EXERCISE DESCRIPTION:
Reproduce verbatim the lines of the material from the line containing "For 48 of the" through the line containing "y-tick-label: -50: [52, 152, 77, 172]", including both of those lines.

[START]

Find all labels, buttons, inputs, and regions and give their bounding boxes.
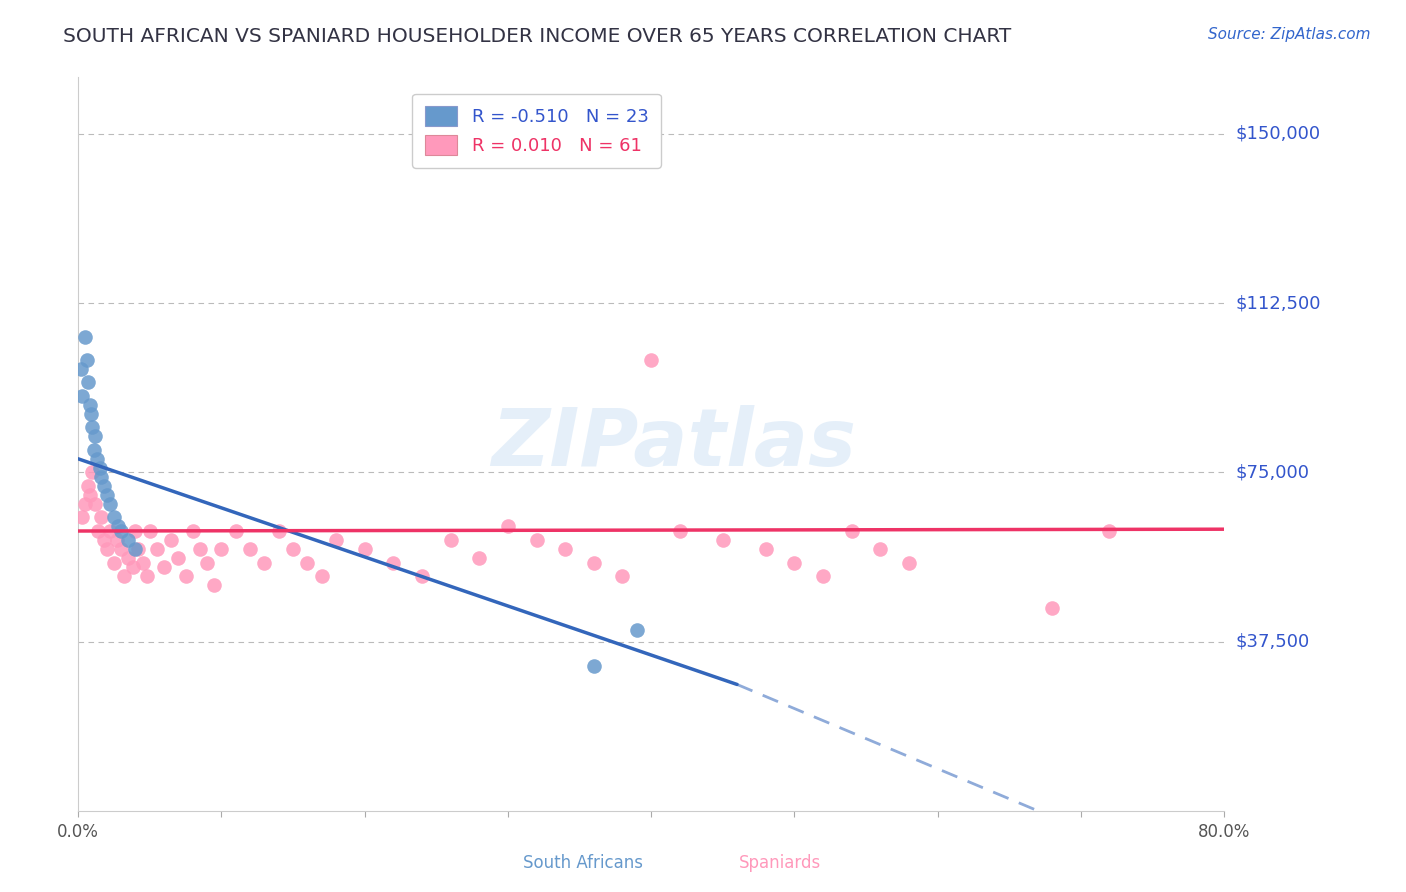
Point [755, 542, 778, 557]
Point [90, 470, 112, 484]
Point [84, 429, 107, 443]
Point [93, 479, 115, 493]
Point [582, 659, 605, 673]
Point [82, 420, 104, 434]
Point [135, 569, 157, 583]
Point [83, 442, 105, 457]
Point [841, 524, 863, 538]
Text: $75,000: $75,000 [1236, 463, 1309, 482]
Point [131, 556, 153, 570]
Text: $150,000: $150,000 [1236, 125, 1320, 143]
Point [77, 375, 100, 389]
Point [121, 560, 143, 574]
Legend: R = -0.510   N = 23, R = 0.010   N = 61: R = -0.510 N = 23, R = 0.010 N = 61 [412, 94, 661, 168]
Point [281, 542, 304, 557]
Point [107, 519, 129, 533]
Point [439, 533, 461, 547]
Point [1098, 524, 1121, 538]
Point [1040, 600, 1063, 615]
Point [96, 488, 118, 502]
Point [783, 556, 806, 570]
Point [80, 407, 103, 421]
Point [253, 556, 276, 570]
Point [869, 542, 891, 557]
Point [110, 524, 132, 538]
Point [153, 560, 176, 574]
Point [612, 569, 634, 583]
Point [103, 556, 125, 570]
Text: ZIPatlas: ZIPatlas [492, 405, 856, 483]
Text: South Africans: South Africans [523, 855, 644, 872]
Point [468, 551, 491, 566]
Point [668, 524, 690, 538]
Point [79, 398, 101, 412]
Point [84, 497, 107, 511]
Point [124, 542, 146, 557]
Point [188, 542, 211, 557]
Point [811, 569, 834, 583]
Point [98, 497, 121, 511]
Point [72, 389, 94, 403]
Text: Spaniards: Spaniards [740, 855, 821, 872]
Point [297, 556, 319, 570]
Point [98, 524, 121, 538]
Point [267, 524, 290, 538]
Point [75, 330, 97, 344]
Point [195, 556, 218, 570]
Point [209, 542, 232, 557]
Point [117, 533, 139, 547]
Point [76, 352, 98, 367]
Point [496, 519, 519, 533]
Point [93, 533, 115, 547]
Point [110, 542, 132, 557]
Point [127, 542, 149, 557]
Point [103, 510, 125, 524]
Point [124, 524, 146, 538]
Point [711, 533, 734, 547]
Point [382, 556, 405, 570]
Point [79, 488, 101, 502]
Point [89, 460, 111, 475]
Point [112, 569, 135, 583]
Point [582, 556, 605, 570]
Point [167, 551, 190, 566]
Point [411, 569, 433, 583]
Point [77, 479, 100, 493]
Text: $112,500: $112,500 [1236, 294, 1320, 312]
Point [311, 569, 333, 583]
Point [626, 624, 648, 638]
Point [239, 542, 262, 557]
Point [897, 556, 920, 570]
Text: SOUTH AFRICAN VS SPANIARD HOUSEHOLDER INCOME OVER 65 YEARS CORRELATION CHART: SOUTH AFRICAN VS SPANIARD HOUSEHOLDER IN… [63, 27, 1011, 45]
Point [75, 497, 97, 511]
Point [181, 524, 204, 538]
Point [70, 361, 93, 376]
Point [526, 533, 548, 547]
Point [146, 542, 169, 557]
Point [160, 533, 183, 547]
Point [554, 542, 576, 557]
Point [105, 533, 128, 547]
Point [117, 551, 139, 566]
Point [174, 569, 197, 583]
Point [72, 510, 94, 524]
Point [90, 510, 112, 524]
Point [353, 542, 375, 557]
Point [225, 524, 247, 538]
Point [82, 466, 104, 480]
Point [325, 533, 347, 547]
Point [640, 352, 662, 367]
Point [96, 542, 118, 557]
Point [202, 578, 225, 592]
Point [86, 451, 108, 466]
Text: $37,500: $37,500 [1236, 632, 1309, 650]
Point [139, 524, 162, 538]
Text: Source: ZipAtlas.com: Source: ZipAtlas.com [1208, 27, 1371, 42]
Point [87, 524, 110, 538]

[END]
[START]

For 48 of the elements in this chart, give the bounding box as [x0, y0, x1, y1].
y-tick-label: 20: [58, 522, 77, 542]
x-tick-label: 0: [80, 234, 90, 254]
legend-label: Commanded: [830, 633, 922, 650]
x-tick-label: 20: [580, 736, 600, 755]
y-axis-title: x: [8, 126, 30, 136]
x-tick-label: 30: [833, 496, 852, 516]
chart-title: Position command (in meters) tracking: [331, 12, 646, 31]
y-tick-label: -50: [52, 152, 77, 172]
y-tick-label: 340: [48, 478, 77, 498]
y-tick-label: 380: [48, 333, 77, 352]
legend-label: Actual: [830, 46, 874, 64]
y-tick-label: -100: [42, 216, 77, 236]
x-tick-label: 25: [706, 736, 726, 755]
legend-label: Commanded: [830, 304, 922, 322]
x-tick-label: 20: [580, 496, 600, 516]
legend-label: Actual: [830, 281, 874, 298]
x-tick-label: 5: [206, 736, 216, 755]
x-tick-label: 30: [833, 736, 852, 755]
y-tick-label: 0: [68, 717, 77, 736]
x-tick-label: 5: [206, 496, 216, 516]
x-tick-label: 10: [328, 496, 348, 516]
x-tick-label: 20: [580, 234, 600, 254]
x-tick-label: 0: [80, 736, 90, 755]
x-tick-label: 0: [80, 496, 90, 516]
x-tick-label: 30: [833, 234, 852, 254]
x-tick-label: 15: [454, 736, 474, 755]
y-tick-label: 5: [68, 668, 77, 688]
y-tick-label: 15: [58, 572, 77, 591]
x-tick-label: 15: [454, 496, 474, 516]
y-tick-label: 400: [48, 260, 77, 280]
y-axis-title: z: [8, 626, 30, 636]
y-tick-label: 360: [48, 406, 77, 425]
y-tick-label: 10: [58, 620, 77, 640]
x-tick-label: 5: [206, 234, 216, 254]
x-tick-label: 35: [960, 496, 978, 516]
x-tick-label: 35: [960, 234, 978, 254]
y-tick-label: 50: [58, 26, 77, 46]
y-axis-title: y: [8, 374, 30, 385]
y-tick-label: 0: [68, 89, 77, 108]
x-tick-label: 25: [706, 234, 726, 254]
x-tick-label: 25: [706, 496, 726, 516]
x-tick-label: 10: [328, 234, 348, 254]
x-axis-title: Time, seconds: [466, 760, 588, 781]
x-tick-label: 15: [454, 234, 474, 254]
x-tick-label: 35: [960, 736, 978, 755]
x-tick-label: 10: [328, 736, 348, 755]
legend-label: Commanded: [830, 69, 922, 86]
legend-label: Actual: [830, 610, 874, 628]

[END]

WRITTEN SOLUTION:
For 48 of the elements in this chart, give the bounding box as [x0, y0, x1, y1].
y-tick-label: 20: [58, 522, 77, 542]
x-tick-label: 0: [80, 234, 90, 254]
legend-label: Commanded: [830, 633, 922, 650]
x-tick-label: 20: [580, 736, 600, 755]
y-axis-title: x: [8, 126, 30, 136]
x-tick-label: 30: [833, 496, 852, 516]
chart-title: Position command (in meters) tracking: [331, 12, 646, 31]
y-tick-label: -50: [52, 152, 77, 172]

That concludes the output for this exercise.